* _TASK TO COMPLETE_
Leave out every picture, then transcribe the rest of the listing exactly.

* _DATASET CONTENT_
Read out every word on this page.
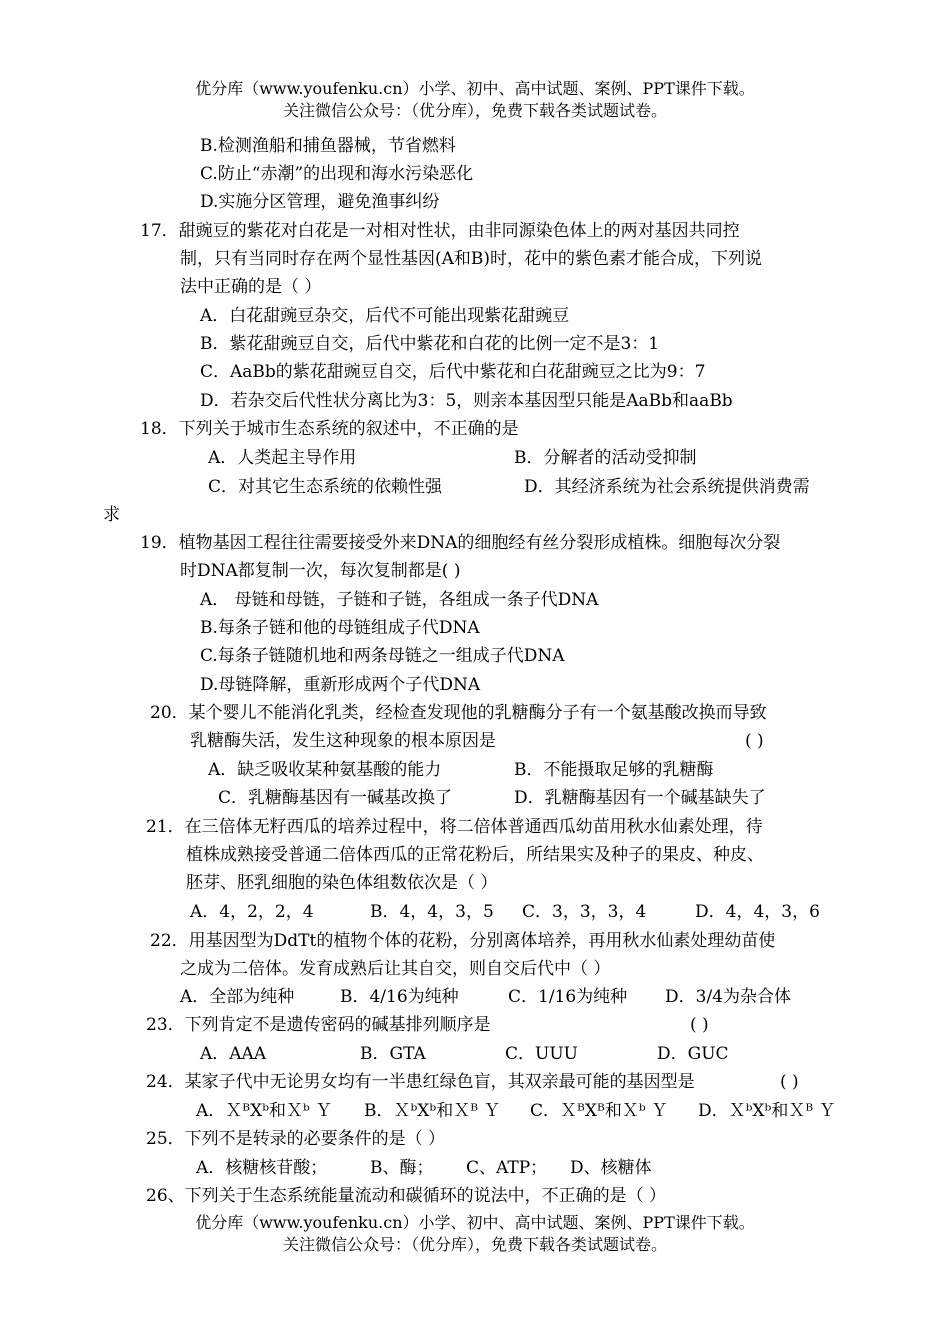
优分库（www.youfenku.cn）小学、初中、高中试题、案例、PPT课件下载。
关注微信公众号：（优分库），免费下载各类试题试卷。
B.检测渔船和捕鱼器械，节省燃料
C.防止“赤潮”的出现和海水污染恶化
D.实施分区管理，避免渔事纠纷
17．甜豌豆的紫花对白花是一对相对性状，由非同源染色体上的两对基因共同控
制，只有当同时存在两个显性基因(A和B)时，花中的紫色素才能合成，下列说
法中正确的是（ ）
A．白花甜豌豆杂交，后代不可能出现紫花甜豌豆
B．紫花甜豌豆自交，后代中紫花和白花的比例一定不是3：1
C．AaBb的紫花甜豌豆自交，后代中紫花和白花甜豌豆之比为9：7
D．若杂交后代性状分离比为3：5，则亲本基因型只能是AaBb和aaBb
18．下列关于城市生态系统的叙述中，不正确的是
A．人类起主导作用	B．分解者的活动受抑制
C．对其它生态系统的依赖性强	D．其经济系统为社会系统提供消费需
求
19．植物基因工程往往需要接受外来DNA的细胞经有丝分裂形成植株。细胞每次分裂
时DNA都复制一次，每次复制都是( )
A． 母链和母链，子链和子链，各组成一条子代DNA
B.每条子链和他的母链组成子代DNA
C.每条子链随机地和两条母链之一组成子代DNA
D.母链降解，重新形成两个子代DNA
20．某个婴儿不能消化乳类，经检查发现他的乳糖酶分子有一个氨基酸改换而导致
乳糖酶失活，发生这种现象的根本原因是	( )
A．缺乏吸收某种氨基酸的能力	B．不能摄取足够的乳糖酶
C．乳糖酶基因有一碱基改换了	D．乳糖酶基因有一个碱基缺失了
21．在三倍体无籽西瓜的培养过程中，将二倍体普通西瓜幼苗用秋水仙素处理，待
植株成熟接受普通二倍体西瓜的正常花粉后，所结果实及种子的果皮、种皮、
胚芽、胚乳细胞的染色体组数依次是（ ）
A．4，2，2，4	B．4，4，3，5 C．3，3，3，4	D．4，4，3，6
22．用基因型为DdTt的植物个体的花粉，分别离体培养，再用秋水仙素处理幼苗使
之成为二倍体。发育成熟后让其自交，则自交后代中（ ）
A．全部为纯种	B．4/16为纯种	C．1/16为纯种 D．3/4为杂合体
23．下列肯定不是遗传密码的碱基排列顺序是	( )
A．AAA	B．GTA	C．UUU	D．GUC
24．某家子代中无论男女均有一半患红绿色盲，其双亲最可能的基因型是	( )
A．ＸᴮXᵇ和Ｘᵇ Ｙ B．ＸᵇXᵇ和Ｘᴮ Ｙ C．ＸᴮXᴮ和Ｘᵇ Ｙ D．ＸᵇXᵇ和Ｘᴮ Ｙ
25．下列不是转录的必要条件的是（ ）
A．核糖核苷酸；	B、酶； C、ATP； D、核糖体
26、下列关于生态系统能量流动和碳循环的说法中，不正确的是（ ）
优分库（www.youfenku.cn）小学、初中、高中试题、案例、PPT课件下载。
关注微信公众号：（优分库），免费下载各类试题试卷。
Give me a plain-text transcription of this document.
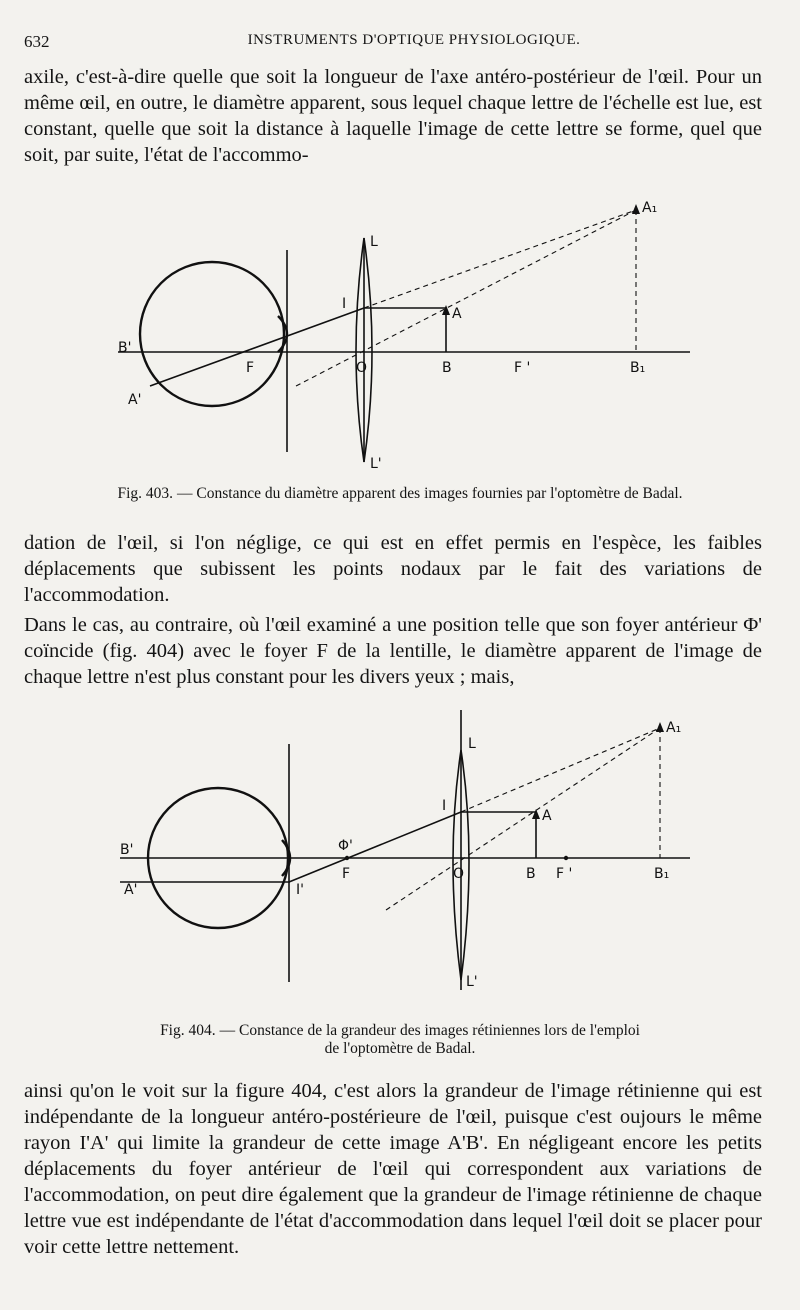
632	INSTRUMENTS D'OPTIQUE PHYSIOLOGIQUE.

axile, c'est-à-dire quelle que soit la longueur de l'axe antéro-postérieur de l'œil. Pour un même œil, en outre, le diamètre apparent, sous lequel chaque lettre de l'échelle est lue, est constant, quelle que soit la distance à laquelle l'image de cette lettre se forme, quel que soit, par suite, l'état de l'accommo-

L
L'
I
A
A₁
B	B₁
F	F '
O
B'
A'

Fig. 403. — Constance du diamètre apparent des images fournies par l'optomètre de Badal.

dation de l'œil, si l'on néglige, ce qui est en effet permis en l'espèce, les faibles déplacements que subissent les points nodaux par le fait des variations de l'accommodation.

Dans le cas, au contraire, où l'œil examiné a une position telle que son foyer antérieur Φ' coïncide (fig. 404) avec le foyer F de la lentille, le diamètre apparent de l'image de chaque lettre n'est plus constant pour les divers yeux ; mais,

L
L'
I
I'
A
A₁
B	B₁
F	F '
O
Φ'
B'
A'

Fig. 404. — Constance de la grandeur des images rétiniennes lors de l'emploi
de l'optomètre de Badal.

ainsi qu'on le voit sur la figure 404, c'est alors la grandeur de l'image rétinienne qui est indépendante de la longueur antéro-postérieure de l'œil, puisque c'est oujours le même rayon I'A' qui limite la grandeur de cette image A'B'. En négligeant encore les petits déplacements du foyer antérieur de l'œil qui correspondent aux variations de l'accommodation, on peut dire également que la grandeur de l'image rétinienne de chaque lettre vue est indépendante de l'état d'accommodation dans lequel l'œil doit se placer pour voir cette lettre nettement.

* _ANSWER TO THIS TASK_
Read out every word on this page.
优分库（www.youfenku.cn）小学、初中、高中试题、案例、PPT课件下载。
关注微信公众号：（优分库），免费下载各类试题试卷。
B.检测渔船和捕鱼器械，节省燃料
C.防止“赤潮”的出现和海水污染恶化
D.实施分区管理，避免渔事纠纷
17．甜豌豆的紫花对白花是一对相对性状，由非同源染色体上的两对基因共同控
制，只有当同时存在两个显性基因(A和B)时，花中的紫色素才能合成，下列说
法中正确的是（ ）
A．白花甜豌豆杂交，后代不可能出现紫花甜豌豆
B．紫花甜豌豆自交，后代中紫花和白花的比例一定不是3：1
C．AaBb的紫花甜豌豆自交，后代中紫花和白花甜豌豆之比为9：7
D．若杂交后代性状分离比为3：5，则亲本基因型只能是AaBb和aaBb
18．下列关于城市生态系统的叙述中，不正确的是
A．人类起主导作用	B．分解者的活动受抑制
C．对其它生态系统的依赖性强	D．其经济系统为社会系统提供消费需
求
19．植物基因工程往往需要接受外来DNA的细胞经有丝分裂形成植株。细胞每次分裂
时DNA都复制一次，每次复制都是( )
A． 母链和母链，子链和子链，各组成一条子代DNA
B.每条子链和他的母链组成子代DNA
C.每条子链随机地和两条母链之一组成子代DNA
D.母链降解，重新形成两个子代DNA
20．某个婴儿不能消化乳类，经检查发现他的乳糖酶分子有一个氨基酸改换而导致
乳糖酶失活，发生这种现象的根本原因是	( )
A．缺乏吸收某种氨基酸的能力	B．不能摄取足够的乳糖酶
C．乳糖酶基因有一碱基改换了	D．乳糖酶基因有一个碱基缺失了
21．在三倍体无籽西瓜的培养过程中，将二倍体普通西瓜幼苗用秋水仙素处理，待
植株成熟接受普通二倍体西瓜的正常花粉后，所结果实及种子的果皮、种皮、
胚芽、胚乳细胞的染色体组数依次是（ ）
A．4，2，2，4	B．4，4，3，5 C．3，3，3，4	D．4，4，3，6
22．用基因型为DdTt的植物个体的花粉，分别离体培养，再用秋水仙素处理幼苗使
之成为二倍体。发育成熟后让其自交，则自交后代中（ ）
A．全部为纯种	B．4/16为纯种	C．1/16为纯种 D．3/4为杂合体
23．下列肯定不是遗传密码的碱基排列顺序是	( )
A．AAA	B．GTA	C．UUU	D．GUC
24．某家子代中无论男女均有一半患红绿色盲，其双亲最可能的基因型是	( )
A．ＸᴮXᵇ和Ｘᵇ Ｙ B．ＸᵇXᵇ和Ｘᴮ Ｙ C．ＸᴮXᴮ和Ｘᵇ Ｙ D．ＸᵇXᵇ和Ｘᴮ Ｙ
25．下列不是转录的必要条件的是（ ）
A．核糖核苷酸；	B、酶； C、ATP； D、核糖体
26、下列关于生态系统能量流动和碳循环的说法中，不正确的是（ ）
优分库（www.youfenku.cn）小学、初中、高中试题、案例、PPT课件下载。
关注微信公众号：（优分库），免费下载各类试题试卷。
Give me a plain-text transcription of this document.
632	INSTRUMENTS D'OPTIQUE PHYSIOLOGIQUE.

axile, c'est-à-dire quelle que soit la longueur de l'axe antéro-postérieur de l'œil. Pour un même œil, en outre, le diamètre apparent, sous lequel chaque lettre de l'échelle est lue, est constant, quelle que soit la distance à laquelle l'image de cette lettre se forme, quel que soit, par suite, l'état de l'accommo-

L
L'
I
A
A₁
B	B₁
F	F '
O
B'
A'

Fig. 403. — Constance du diamètre apparent des images fournies par l'optomètre de Badal.

dation de l'œil, si l'on néglige, ce qui est en effet permis en l'espèce, les faibles déplacements que subissent les points nodaux par le fait des variations de l'accommodation.

Dans le cas, au contraire, où l'œil examiné a une position telle que son foyer antérieur Φ' coïncide (fig. 404) avec le foyer F de la lentille, le diamètre apparent de l'image de chaque lettre n'est plus constant pour les divers yeux ; mais,

L
L'
I
I'
A
A₁
B	B₁
F	F '
O
Φ'
B'
A'

Fig. 404. — Constance de la grandeur des images rétiniennes lors de l'emploi
de l'optomètre de Badal.

ainsi qu'on le voit sur la figure 404, c'est alors la grandeur de l'image rétinienne qui est indépendante de la longueur antéro-postérieure de l'œil, puisque c'est oujours le même rayon I'A' qui limite la grandeur de cette image A'B'. En négligeant encore les petits déplacements du foyer antérieur de l'œil qui correspondent aux variations de l'accommodation, on peut dire également que la grandeur de l'image rétinienne de chaque lettre vue est indépendante de l'état d'accommodation dans lequel l'œil doit se placer pour voir cette lettre nettement.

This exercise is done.